> _WHAT THE EXERCISE ASKS_
Copy every line of the data exactly, leaving nothing out.

> _RECORDS FOR THE EXERCISE_
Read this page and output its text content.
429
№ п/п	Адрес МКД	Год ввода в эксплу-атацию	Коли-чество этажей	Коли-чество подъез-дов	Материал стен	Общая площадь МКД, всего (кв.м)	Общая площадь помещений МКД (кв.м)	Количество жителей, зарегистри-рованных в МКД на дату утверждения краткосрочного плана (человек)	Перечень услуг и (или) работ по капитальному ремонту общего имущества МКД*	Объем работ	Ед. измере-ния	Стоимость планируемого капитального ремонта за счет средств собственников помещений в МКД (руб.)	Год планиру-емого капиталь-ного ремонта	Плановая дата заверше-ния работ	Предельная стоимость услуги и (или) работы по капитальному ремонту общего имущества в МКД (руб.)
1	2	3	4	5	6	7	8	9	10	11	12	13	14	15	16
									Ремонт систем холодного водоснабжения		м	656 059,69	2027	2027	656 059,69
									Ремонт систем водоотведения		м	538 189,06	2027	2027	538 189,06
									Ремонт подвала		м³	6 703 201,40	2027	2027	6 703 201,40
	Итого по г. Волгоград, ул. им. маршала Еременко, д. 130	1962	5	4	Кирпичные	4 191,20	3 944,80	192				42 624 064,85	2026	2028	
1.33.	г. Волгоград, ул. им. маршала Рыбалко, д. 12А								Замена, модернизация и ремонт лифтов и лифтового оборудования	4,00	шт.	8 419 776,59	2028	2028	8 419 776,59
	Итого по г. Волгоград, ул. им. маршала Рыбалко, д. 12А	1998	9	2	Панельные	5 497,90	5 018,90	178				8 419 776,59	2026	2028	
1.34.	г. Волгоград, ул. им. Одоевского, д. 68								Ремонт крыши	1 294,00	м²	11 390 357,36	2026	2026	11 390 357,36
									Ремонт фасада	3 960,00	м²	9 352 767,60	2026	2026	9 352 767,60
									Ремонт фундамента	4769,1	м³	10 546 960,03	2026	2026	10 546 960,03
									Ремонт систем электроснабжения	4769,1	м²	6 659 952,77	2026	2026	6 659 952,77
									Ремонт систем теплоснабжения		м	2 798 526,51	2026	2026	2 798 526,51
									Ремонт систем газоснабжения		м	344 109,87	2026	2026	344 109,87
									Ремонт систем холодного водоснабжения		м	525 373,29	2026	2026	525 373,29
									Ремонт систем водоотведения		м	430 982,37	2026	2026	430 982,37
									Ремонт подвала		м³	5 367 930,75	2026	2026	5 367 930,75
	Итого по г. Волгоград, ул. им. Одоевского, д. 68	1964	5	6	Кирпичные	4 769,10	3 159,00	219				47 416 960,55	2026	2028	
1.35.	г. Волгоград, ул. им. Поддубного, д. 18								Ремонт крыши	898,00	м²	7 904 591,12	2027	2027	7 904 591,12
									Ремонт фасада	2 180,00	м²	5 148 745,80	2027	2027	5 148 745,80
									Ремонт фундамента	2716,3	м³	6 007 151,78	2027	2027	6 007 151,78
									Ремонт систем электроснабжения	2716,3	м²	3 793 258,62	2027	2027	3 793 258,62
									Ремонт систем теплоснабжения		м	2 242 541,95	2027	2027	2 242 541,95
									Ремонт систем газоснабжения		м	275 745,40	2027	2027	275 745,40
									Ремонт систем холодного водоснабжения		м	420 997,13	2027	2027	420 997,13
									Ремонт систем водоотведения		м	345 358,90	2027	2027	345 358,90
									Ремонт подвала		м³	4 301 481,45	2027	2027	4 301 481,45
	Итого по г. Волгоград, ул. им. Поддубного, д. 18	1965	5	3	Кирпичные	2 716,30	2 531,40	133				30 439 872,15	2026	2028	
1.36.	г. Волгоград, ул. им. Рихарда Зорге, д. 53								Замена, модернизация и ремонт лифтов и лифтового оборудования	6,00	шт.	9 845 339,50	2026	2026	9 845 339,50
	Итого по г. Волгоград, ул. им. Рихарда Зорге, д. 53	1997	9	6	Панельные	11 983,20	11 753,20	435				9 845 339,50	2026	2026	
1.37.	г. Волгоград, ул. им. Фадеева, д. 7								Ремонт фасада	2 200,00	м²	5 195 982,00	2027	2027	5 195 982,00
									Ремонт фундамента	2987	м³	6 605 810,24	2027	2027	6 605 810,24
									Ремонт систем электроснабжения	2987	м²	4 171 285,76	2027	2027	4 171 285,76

> _CORRECT OUTPUT_
Read this page and output its text content.
429
№ п/п	Адрес МКД	Год ввода в эксплу-атацию	Коли-чество этажей	Коли-чество подъез-дов	Материал стен	Общая площадь МКД, всего (кв.м)	Общая площадь помещений МКД (кв.м)	Количество жителей, зарегистри-рованных в МКД на дату утверждения краткосрочного плана (человек)	Перечень услуг и (или) работ по капитальному ремонту общего имущества МКД*	Объем работ	Ед. измере-ния	Стоимость планируемого капитального ремонта за счет средств собственников помещений в МКД (руб.)	Год планиру-емого капиталь-ного ремонта	Плановая дата заверше-ния работ	Предельная стоимость услуги и (или) работы по капитальному ремонту общего имущества в МКД (руб.)
1	2	3	4	5	6	7	8	9	10	11	12	13	14	15	16
									Ремонт систем холодного водоснабжения		м	656 059,69	2027	2027	656 059,69
									Ремонт систем водоотведения		м	538 189,06	2027	2027	538 189,06
									Ремонт подвала		м³	6 703 201,40	2027	2027	6 703 201,40
	Итого по г. Волгоград, ул. им. маршала Еременко, д. 130	1962	5	4	Кирпичные	4 191,20	3 944,80	192				42 624 064,85	2026	2028	
1.33.	г. Волгоград, ул. им. маршала Рыбалко, д. 12А								Замена, модернизация и ремонт лифтов и лифтового оборудования	4,00	шт.	8 419 776,59	2028	2028	8 419 776,59
	Итого по г. Волгоград, ул. им. маршала Рыбалко, д. 12А	1998	9	2	Панельные	5 497,90	5 018,90	178				8 419 776,59	2026	2028	
1.34.	г. Волгоград, ул. им. Одоевского, д. 68								Ремонт крыши	1 294,00	м²	11 390 357,36	2026	2026	11 390 357,36
									Ремонт фасада	3 960,00	м²	9 352 767,60	2026	2026	9 352 767,60
									Ремонт фундамента	4769,1	м³	10 546 960,03	2026	2026	10 546 960,03
									Ремонт систем электроснабжения	4769,1	м²	6 659 952,77	2026	2026	6 659 952,77
									Ремонт систем теплоснабжения		м	2 798 526,51	2026	2026	2 798 526,51
									Ремонт систем газоснабжения		м	344 109,87	2026	2026	344 109,87
									Ремонт систем холодного водоснабжения		м	525 373,29	2026	2026	525 373,29
									Ремонт систем водоотведения		м	430 982,37	2026	2026	430 982,37
									Ремонт подвала		м³	5 367 930,75	2026	2026	5 367 930,75
	Итого по г. Волгоград, ул. им. Одоевского, д. 68	1964	5	6	Кирпичные	4 769,10	3 159,00	219				47 416 960,55	2026	2028	
1.35.	г. Волгоград, ул. им. Поддубного, д. 18								Ремонт крыши	898,00	м²	7 904 591,12	2027	2027	7 904 591,12
									Ремонт фасада	2 180,00	м²	5 148 745,80	2027	2027	5 148 745,80
									Ремонт фундамента	2716,3	м³	6 007 151,78	2027	2027	6 007 151,78
									Ремонт систем электроснабжения	2716,3	м²	3 793 258,62	2027	2027	3 793 258,62
									Ремонт систем теплоснабжения		м	2 242 541,95	2027	2027	2 242 541,95
									Ремонт систем газоснабжения		м	275 745,40	2027	2027	275 745,40
									Ремонт систем холодного водоснабжения		м	420 997,13	2027	2027	420 997,13
									Ремонт систем водоотведения		м	345 358,90	2027	2027	345 358,90
									Ремонт подвала		м³	4 301 481,45	2027	2027	4 301 481,45
	Итого по г. Волгоград, ул. им. Поддубного, д. 18	1965	5	3	Кирпичные	2 716,30	2 531,40	133				30 439 872,15	2026	2028	
1.36.	г. Волгоград, ул. им. Рихарда Зорге, д. 53								Замена, модернизация и ремонт лифтов и лифтового оборудования	6,00	шт.	9 845 339,50	2026	2026	9 845 339,50
	Итого по г. Волгоград, ул. им. Рихарда Зорге, д. 53	1997	9	6	Панельные	11 983,20	11 753,20	435				9 845 339,50	2026	2026	
1.37.	г. Волгоград, ул. им. Фадеева, д. 7								Ремонт фасада	2 200,00	м²	5 195 982,00	2027	2027	5 195 982,00
									Ремонт фундамента	2987	м³	6 605 810,24	2027	2027	6 605 810,24
									Ремонт систем электроснабжения	2987	м²	4 171 285,76	2027	2027	4 171 285,76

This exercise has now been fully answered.